### [Given exercise]
Send back the entries below exactly as they appear.

### [Supplied data]
"""

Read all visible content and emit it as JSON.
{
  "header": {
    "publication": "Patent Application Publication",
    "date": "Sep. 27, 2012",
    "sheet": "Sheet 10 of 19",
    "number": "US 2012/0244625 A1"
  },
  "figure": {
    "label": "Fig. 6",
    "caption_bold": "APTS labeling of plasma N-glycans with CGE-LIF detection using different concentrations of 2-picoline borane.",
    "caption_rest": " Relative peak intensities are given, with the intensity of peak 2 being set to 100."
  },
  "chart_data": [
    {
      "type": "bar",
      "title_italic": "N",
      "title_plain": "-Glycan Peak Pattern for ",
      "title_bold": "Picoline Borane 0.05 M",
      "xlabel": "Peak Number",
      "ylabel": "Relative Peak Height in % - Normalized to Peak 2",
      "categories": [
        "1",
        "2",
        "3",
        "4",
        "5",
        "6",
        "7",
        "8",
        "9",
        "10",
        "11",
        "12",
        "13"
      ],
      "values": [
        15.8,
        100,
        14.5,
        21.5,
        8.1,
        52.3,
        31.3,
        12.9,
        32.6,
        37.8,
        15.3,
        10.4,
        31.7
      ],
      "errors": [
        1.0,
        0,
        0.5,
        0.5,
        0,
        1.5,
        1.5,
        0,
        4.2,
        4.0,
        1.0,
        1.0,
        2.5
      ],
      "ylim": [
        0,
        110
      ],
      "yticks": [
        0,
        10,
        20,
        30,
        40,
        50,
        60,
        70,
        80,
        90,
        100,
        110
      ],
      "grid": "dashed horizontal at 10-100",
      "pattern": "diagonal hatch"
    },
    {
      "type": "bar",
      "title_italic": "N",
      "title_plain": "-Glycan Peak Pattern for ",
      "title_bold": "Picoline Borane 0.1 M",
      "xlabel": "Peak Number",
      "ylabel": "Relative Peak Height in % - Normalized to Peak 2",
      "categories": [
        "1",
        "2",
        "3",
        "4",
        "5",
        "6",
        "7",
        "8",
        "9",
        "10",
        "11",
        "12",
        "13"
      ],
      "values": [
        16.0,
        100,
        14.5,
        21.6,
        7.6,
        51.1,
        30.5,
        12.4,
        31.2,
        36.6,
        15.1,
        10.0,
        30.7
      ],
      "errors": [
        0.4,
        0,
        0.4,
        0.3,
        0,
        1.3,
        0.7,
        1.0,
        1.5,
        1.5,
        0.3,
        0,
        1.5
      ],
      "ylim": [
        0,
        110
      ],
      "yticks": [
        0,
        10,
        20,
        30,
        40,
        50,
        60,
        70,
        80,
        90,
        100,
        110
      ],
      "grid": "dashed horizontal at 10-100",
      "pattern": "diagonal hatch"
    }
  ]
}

"""

### [Written response]
Read all visible content and emit it as JSON.
{
  "header": {
    "publication": "Patent Application Publication",
    "date": "Sep. 27, 2012",
    "sheet": "Sheet 10 of 19",
    "number": "US 2012/0244625 A1"
  },
  "figure": {
    "label": "Fig. 6",
    "caption_bold": "APTS labeling of plasma N-glycans with CGE-LIF detection using different concentrations of 2-picoline borane.",
    "caption_rest": " Relative peak intensities are given, with the intensity of peak 2 being set to 100."
  },
  "chart_data": [
    {
      "type": "bar",
      "title_italic": "N",
      "title_plain": "-Glycan Peak Pattern for ",
      "title_bold": "Picoline Borane 0.05 M",
      "xlabel": "Peak Number",
      "ylabel": "Relative Peak Height in % - Normalized to Peak 2",
      "categories": [
        "1",
        "2",
        "3",
        "4",
        "5",
        "6",
        "7",
        "8",
        "9",
        "10",
        "11",
        "12",
        "13"
      ],
      "values": [
        15.8,
        100,
        14.5,
        21.5,
        8.1,
        52.3,
        31.3,
        12.9,
        32.6,
        37.8,
        15.3,
        10.4,
        31.7
      ],
      "errors": [
        1.0,
        0,
        0.5,
        0.5,
        0,
        1.5,
        1.5,
        0,
        4.2,
        4.0,
        1.0,
        1.0,
        2.5
      ],
      "ylim": [
        0,
        110
      ],
      "yticks": [
        0,
        10,
        20,
        30,
        40,
        50,
        60,
        70,
        80,
        90,
        100,
        110
      ],
      "grid": "dashed horizontal at 10-100",
      "pattern": "diagonal hatch"
    },
    {
      "type": "bar",
      "title_italic": "N",
      "title_plain": "-Glycan Peak Pattern for ",
      "title_bold": "Picoline Borane 0.1 M",
      "xlabel": "Peak Number",
      "ylabel": "Relative Peak Height in % - Normalized to Peak 2",
      "categories": [
        "1",
        "2",
        "3",
        "4",
        "5",
        "6",
        "7",
        "8",
        "9",
        "10",
        "11",
        "12",
        "13"
      ],
      "values": [
        16.0,
        100,
        14.5,
        21.6,
        7.6,
        51.1,
        30.5,
        12.4,
        31.2,
        36.6,
        15.1,
        10.0,
        30.7
      ],
      "errors": [
        0.4,
        0,
        0.4,
        0.3,
        0,
        1.3,
        0.7,
        1.0,
        1.5,
        1.5,
        0.3,
        0,
        1.5
      ],
      "ylim": [
        0,
        110
      ],
      "yticks": [
        0,
        10,
        20,
        30,
        40,
        50,
        60,
        70,
        80,
        90,
        100,
        110
      ],
      "grid": "dashed horizontal at 10-100",
      "pattern": "diagonal hatch"
    }
  ]
}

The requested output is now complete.